[Start of SUPPLIED DATA]
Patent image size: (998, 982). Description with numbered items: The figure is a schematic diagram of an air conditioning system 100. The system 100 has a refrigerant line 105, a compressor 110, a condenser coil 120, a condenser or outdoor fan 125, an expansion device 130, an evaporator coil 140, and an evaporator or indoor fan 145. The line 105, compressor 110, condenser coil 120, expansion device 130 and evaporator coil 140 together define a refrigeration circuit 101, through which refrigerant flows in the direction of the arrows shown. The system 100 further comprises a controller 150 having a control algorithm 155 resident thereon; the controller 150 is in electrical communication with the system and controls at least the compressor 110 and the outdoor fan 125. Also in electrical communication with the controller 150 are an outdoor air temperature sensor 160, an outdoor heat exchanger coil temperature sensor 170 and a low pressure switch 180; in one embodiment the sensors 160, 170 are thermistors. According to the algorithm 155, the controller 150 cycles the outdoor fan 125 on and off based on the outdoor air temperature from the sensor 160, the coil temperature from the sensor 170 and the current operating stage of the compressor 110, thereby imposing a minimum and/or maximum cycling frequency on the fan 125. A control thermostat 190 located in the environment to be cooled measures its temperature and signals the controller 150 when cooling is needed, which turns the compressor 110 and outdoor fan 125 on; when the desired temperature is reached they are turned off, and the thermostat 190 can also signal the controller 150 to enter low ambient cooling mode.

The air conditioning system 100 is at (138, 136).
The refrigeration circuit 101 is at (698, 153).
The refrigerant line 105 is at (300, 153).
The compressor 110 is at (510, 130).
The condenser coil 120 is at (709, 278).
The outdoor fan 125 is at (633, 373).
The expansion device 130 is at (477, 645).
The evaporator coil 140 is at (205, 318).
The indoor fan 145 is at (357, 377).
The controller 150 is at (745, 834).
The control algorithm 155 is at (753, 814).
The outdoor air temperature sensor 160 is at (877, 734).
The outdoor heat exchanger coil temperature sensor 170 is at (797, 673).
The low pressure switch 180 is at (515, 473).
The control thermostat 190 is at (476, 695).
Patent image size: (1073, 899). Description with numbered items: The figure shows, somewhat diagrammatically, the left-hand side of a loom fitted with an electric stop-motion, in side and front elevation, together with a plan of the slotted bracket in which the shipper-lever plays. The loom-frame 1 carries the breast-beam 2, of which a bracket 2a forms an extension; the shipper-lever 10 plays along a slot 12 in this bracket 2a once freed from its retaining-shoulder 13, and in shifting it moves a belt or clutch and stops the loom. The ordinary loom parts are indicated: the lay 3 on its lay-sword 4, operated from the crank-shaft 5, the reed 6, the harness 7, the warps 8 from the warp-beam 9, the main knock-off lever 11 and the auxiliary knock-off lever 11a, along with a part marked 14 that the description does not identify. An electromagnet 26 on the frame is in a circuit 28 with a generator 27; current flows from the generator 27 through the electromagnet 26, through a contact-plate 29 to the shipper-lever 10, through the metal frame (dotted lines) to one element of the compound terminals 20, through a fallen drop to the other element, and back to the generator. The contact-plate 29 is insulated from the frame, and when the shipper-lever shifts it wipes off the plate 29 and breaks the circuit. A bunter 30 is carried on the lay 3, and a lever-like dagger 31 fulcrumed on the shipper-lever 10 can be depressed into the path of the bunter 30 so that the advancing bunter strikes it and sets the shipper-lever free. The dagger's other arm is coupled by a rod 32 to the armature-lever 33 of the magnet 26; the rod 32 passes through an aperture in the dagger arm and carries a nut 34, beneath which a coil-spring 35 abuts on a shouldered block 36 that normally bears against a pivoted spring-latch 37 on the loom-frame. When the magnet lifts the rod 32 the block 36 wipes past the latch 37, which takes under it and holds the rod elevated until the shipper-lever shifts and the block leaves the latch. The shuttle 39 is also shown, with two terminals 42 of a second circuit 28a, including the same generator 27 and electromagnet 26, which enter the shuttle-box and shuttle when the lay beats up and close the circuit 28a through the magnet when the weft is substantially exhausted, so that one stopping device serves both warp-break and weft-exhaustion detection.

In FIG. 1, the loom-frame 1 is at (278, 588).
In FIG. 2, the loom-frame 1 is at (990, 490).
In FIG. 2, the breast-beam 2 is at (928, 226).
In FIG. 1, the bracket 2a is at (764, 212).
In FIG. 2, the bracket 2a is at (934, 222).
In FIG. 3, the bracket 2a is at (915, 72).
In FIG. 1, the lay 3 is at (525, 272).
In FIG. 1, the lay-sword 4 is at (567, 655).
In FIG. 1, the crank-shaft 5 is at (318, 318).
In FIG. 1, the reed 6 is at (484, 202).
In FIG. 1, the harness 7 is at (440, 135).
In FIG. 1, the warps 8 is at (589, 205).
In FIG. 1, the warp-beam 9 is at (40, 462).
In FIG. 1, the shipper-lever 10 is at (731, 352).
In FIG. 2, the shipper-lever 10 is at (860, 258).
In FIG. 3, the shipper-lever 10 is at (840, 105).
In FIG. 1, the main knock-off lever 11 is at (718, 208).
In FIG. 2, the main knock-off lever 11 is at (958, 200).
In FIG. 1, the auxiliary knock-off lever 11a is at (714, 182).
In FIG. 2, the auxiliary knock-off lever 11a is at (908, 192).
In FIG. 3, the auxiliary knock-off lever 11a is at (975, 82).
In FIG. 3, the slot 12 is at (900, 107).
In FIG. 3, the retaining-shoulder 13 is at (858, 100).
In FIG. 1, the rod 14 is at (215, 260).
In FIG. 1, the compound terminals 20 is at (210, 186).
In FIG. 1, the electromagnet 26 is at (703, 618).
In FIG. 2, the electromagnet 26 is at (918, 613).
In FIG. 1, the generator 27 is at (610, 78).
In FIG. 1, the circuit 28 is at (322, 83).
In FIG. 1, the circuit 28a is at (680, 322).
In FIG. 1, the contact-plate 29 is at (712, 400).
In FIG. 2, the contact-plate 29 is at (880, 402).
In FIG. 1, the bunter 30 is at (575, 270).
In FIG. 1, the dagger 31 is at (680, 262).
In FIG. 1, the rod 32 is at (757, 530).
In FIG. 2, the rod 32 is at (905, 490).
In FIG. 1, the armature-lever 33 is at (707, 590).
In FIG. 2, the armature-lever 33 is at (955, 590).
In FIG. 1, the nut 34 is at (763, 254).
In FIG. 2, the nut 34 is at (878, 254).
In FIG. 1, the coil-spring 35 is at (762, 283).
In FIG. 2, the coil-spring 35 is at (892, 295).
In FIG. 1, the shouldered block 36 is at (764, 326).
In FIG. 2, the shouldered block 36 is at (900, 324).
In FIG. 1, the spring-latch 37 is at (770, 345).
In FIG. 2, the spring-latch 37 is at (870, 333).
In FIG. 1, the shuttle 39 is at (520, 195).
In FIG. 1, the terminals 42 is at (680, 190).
[End of SUPPLIED DATA]
Rewrite every line of the data above as a Markdown table with the columns Row and Line, numbering the rows in order and leaving out blank lines.

| Row | Line |
|---|---|
| 1 | Patent image size: (998, 982). Description with numbered items: The figure is a schematic diagram of an air conditioning system 100. The system 100 has a refrigerant line 105, a compressor 110, a condenser coil 120, a condenser or outdoor fan 125, an expansion device 130, an evaporator coil 140, and an evaporator or indoor fan 145. The line 105, compressor 110, condenser coil 120, expansion device 130 and evaporator coil 140 together define a refrigeration circuit 101, through which refrigerant flows in the direction of the arrows shown. The system 100 further comprises a controller 150 having a control algorithm 155 resident thereon; the controller 150 is in electrical communication with the system and controls at least the compressor 110 and the outdoor fan 125. Also in electrical communication with the controller 150 are an outdoor air temperature sensor 160, an outdoor heat exchanger coil temperature sensor 170 and a low pressure switch 180; in one embodiment the sensors 160, 170 are thermistors. According to the algorithm 155, the controller 150 cycles the outdoor fan 125 on and off based on the outdoor air temperature from the sensor 160, the coil temperature from the sensor 170 and the current operating stage of the compressor 110, thereby imposing a minimum and/or maximum cycling frequency on the fan 125. A control thermostat 190 located in the environment to be cooled measures its temperature and signals the controller 150 when cooling is needed, which turns the compressor 110 and outdoor fan 125 on; when the desired temperature is reached they are turned off, and the thermostat 190 can also signal the controller 150 to enter low ambient cooling mode. |
| 2 | The air conditioning system 100 is at (138, 136). |
| 3 | The refrigeration circuit 101 is at (698, 153). |
| 4 | The refrigerant line 105 is at (300, 153). |
| 5 | The compressor 110 is at (510, 130). |
| 6 | The condenser coil 120 is at (709, 278). |
| 7 | The outdoor fan 125 is at (633, 373). |
| 8 | The expansion device 130 is at (477, 645). |
| 9 | The evaporator coil 140 is at (205, 318). |
| 10 | The indoor fan 145 is at (357, 377). |
| 11 | The controller 150 is at (745, 834). |
| 12 | The control algorithm 155 is at (753, 814). |
| 13 | The outdoor air temperature sensor 160 is at (877, 734). |
| 14 | The outdoor heat exchanger coil temperature sensor 170 is at (797, 673). |
| 15 | The low pressure switch 180 is at (515, 473). |
| 16 | The control thermostat 190 is at (476, 695). |
| 17 | Patent image size: (1073, 899). Description with numbered items: The figure shows, somewhat diagrammatically, the left-hand side of a loom fitted with an electric stop-motion, in side and front elevation, together with a plan of the slotted bracket in which the shipper-lever plays. The loom-frame 1 carries the breast-beam 2, of which a bracket 2a forms an extension; the shipper-lever 10 plays along a slot 12 in this bracket 2a once freed from its retaining-shoulder 13, and in shifting it moves a belt or clutch and stops the loom. The ordinary loom parts are indicated: the lay 3 on its lay-sword 4, operated from the crank-shaft 5, the reed 6, the harness 7, the warps 8 from the warp-beam 9, the main knock-off lever 11 and the auxiliary knock-off lever 11a, along with a part marked 14 that the description does not identify. An electromagnet 26 on the frame is in a circuit 28 with a generator 27; current flows from the generator 27 through the electromagnet 26, through a contact-plate 29 to the shipper-lever 10, through the metal frame (dotted lines) to one element of the compound terminals 20, through a fallen drop to the other element, and back to the generator. The contact-plate 29 is insulated from the frame, and when the shipper-lever shifts it wipes off the plate 29 and breaks the circuit. A bunter 30 is carried on the lay 3, and a lever-like dagger 31 fulcrumed on the shipper-lever 10 can be depressed into the path of the bunter 30 so that the advancing bunter strikes it and sets the shipper-lever free. The dagger's other arm is coupled by a rod 32 to the armature-lever 33 of the magnet 26; the rod 32 passes through an aperture in the dagger arm and carries a nut 34, beneath which a coil-spring 35 abuts on a shouldered block 36 that normally bears against a pivoted spring-latch 37 on the loom-frame. When the magnet lifts the rod 32 the block 36 wipes past the latch 37, which takes under it and holds the rod elevated until the shipper-lever shifts and the block leaves the latch. The shuttle 39 is also shown, with two terminals 42 of a second circuit 28a, including the same generator 27 and electromagnet 26, which enter the shuttle-box and shuttle when the lay beats up and close the circuit 28a through the magnet when the weft is substantially exhausted, so that one stopping device serves both warp-break and weft-exhaustion detection. |
| 18 | In FIG. 1, the loom-frame 1 is at (278, 588). |
| 19 | In FIG. 2, the loom-frame 1 is at (990, 490). |
| 20 | In FIG. 2, the breast-beam 2 is at (928, 226). |
| 21 | In FIG. 1, the bracket 2a is at (764, 212). |
| 22 | In FIG. 2, the bracket 2a is at (934, 222). |
| 23 | In FIG. 3, the bracket 2a is at (915, 72). |
| 24 | In FIG. 1, the lay 3 is at (525, 272). |
| 25 | In FIG. 1, the lay-sword 4 is at (567, 655). |
| 26 | In FIG. 1, the crank-shaft 5 is at (318, 318). |
| 27 | In FIG. 1, the reed 6 is at (484, 202). |
| 28 | In FIG. 1, the harness 7 is at (440, 135). |
| 29 | In FIG. 1, the warps 8 is at (589, 205). |
| 30 | In FIG. 1, the warp-beam 9 is at (40, 462). |
| 31 | In FIG. 1, the shipper-lever 10 is at (731, 352). |
| 32 | In FIG. 2, the shipper-lever 10 is at (860, 258). |
| 33 | In FIG. 3, the shipper-lever 10 is at (840, 105). |
| 34 | In FIG. 1, the main knock-off lever 11 is at (718, 208). |
| 35 | In FIG. 2, the main knock-off lever 11 is at (958, 200). |
| 36 | In FIG. 1, the auxiliary knock-off lever 11a is at (714, 182). |
| 37 | In FIG. 2, the auxiliary knock-off lever 11a is at (908, 192). |
| 38 | In FIG. 3, the auxiliary knock-off lever 11a is at (975, 82). |
| 39 | In FIG. 3, the slot 12 is at (900, 107). |
| 40 | In FIG. 3, the retaining-shoulder 13 is at (858, 100). |
| 41 | In FIG. 1, the rod 14 is at (215, 260). |
| 42 | In FIG. 1, the compound terminals 20 is at (210, 186). |
| 43 | In FIG. 1, the electromagnet 26 is at (703, 618). |
| 44 | In FIG. 2, the electromagnet 26 is at (918, 613). |
| 45 | In FIG. 1, the generator 27 is at (610, 78). |
| 46 | In FIG. 1, the circuit 28 is at (322, 83). |
| 47 | In FIG. 1, the circuit 28a is at (680, 322). |
| 48 | In FIG. 1, the contact-plate 29 is at (712, 400). |
| 49 | In FIG. 2, the contact-plate 29 is at (880, 402). |
| 50 | In FIG. 1, the bunter 30 is at (575, 270). |
| 51 | In FIG. 1, the dagger 31 is at (680, 262). |
| 52 | In FIG. 1, the rod 32 is at (757, 530). |
| 53 | In FIG. 2, the rod 32 is at (905, 490). |
| 54 | In FIG. 1, the armature-lever 33 is at (707, 590). |
| 55 | In FIG. 2, the armature-lever 33 is at (955, 590). |
| 56 | In FIG. 1, the nut 34 is at (763, 254). |
| 57 | In FIG. 2, the nut 34 is at (878, 254). |
| 58 | In FIG. 1, the coil-spring 35 is at (762, 283). |
| 59 | In FIG. 2, the coil-spring 35 is at (892, 295). |
| 60 | In FIG. 1, the shouldered block 36 is at (764, 326). |
| 61 | In FIG. 2, the shouldered block 36 is at (900, 324). |
| 62 | In FIG. 1, the spring-latch 37 is at (770, 345). |
| 63 | In FIG. 2, the spring-latch 37 is at (870, 333). |
| 64 | In FIG. 1, the shuttle 39 is at (520, 195). |
| 65 | In FIG. 1, the terminals 42 is at (680, 190). |